_Directions for this task:_
Write down each entry again, exactly as it reads.

Start of Data provided

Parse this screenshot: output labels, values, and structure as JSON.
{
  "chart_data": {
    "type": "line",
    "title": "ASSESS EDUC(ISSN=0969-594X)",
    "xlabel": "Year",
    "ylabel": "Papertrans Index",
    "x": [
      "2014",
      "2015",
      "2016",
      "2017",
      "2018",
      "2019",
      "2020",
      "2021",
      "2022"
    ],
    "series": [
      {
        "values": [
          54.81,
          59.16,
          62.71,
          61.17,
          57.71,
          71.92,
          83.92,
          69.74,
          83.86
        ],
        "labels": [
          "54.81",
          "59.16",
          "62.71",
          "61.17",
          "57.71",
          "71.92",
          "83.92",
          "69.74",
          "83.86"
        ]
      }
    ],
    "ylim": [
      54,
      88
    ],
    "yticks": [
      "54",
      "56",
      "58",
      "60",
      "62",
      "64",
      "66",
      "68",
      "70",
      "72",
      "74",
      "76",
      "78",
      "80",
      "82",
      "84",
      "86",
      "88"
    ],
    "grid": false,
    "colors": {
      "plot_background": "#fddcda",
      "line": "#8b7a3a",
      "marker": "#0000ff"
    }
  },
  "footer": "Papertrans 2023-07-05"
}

End of Data provided

_Answer below:_
Parse this screenshot: output labels, values, and structure as JSON.
{
  "chart_data": {
    "type": "line",
    "title": "ASSESS EDUC(ISSN=0969-594X)",
    "xlabel": "Year",
    "ylabel": "Papertrans Index",
    "x": [
      "2014",
      "2015",
      "2016",
      "2017",
      "2018",
      "2019",
      "2020",
      "2021",
      "2022"
    ],
    "series": [
      {
        "values": [
          54.81,
          59.16,
          62.71,
          61.17,
          57.71,
          71.92,
          83.92,
          69.74,
          83.86
        ],
        "labels": [
          "54.81",
          "59.16",
          "62.71",
          "61.17",
          "57.71",
          "71.92",
          "83.92",
          "69.74",
          "83.86"
        ]
      }
    ],
    "ylim": [
      54,
      88
    ],
    "yticks": [
      "54",
      "56",
      "58",
      "60",
      "62",
      "64",
      "66",
      "68",
      "70",
      "72",
      "74",
      "76",
      "78",
      "80",
      "82",
      "84",
      "86",
      "88"
    ],
    "grid": false,
    "colors": {
      "plot_background": "#fddcda",
      "line": "#8b7a3a",
      "marker": "#0000ff"
    }
  },
  "footer": "Papertrans 2023-07-05"
}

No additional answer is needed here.